→ **Material to process**:

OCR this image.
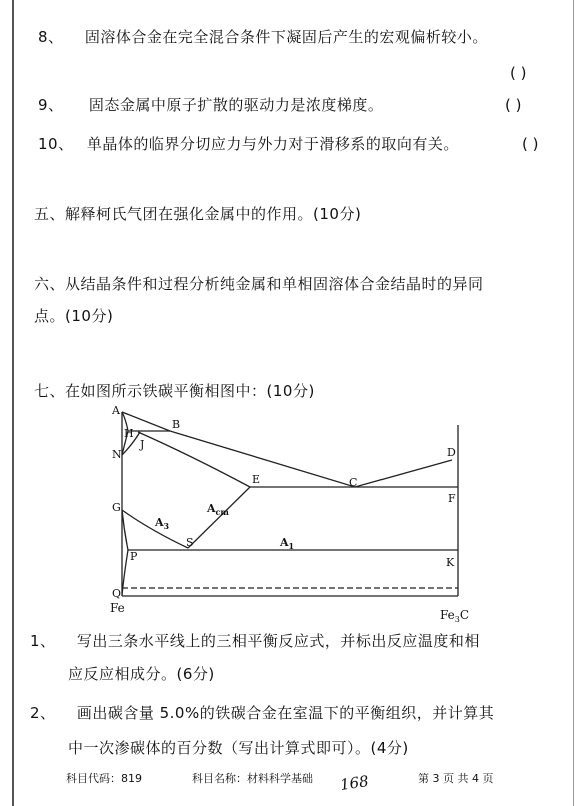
8、 固溶体合金在完全混合条件下凝固后产生的宏观偏析较小。
( )
9、 固态金属中原子扩散的驱动力是浓度梯度。	( )
10、 单晶体的临界分切应力与外力对于滑移系的取向有关。	( )
五、解释柯氏气团在强化金属中的作用。(10分)
六、从结晶条件和过程分析纯金属和单相固溶体合金结晶时的异同
点。(10分)
七、在如图所示铁碳平衡相图中：(10分)
A
B
H
J
N	D
E	C
F
G
S
P	K
Q
$A_3$
$A_{cm}$
$A_1$
Fe	$Fe_3C$
1、 写出三条水平线上的三相平衡反应式，并标出反应温度和相
应反应相成分。(6分)
2、 画出碳含量 5.0%的铁碳合金在室温下的平衡组织，并计算其
中一次渗碳体的百分数（写出计算式即可）。(4分)
科目代码：819	科目名称：材料科学基础 168	第 3 页 共 4 页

→ **Problem description**:
Transcribe the records above exactly, leaving out every picture.

→ **Output of the task**:
OCR this image.
8、 固溶体合金在完全混合条件下凝固后产生的宏观偏析较小。
( )
9、 固态金属中原子扩散的驱动力是浓度梯度。	( )
10、 单晶体的临界分切应力与外力对于滑移系的取向有关。	( )
五、解释柯氏气团在强化金属中的作用。(10分)
六、从结晶条件和过程分析纯金属和单相固溶体合金结晶时的异同
点。(10分)
七、在如图所示铁碳平衡相图中：(10分)
A
B
H
J
N	D
E	C
F
G
S
P	K
Q
$A_3$
$A_{cm}$
$A_1$
Fe	$Fe_3C$
1、 写出三条水平线上的三相平衡反应式，并标出反应温度和相
应反应相成分。(6分)
2、 画出碳含量 5.0%的铁碳合金在室温下的平衡组织，并计算其
中一次渗碳体的百分数（写出计算式即可）。(4分)
科目代码：819	科目名称：材料科学基础 168	第 3 页 共 4 页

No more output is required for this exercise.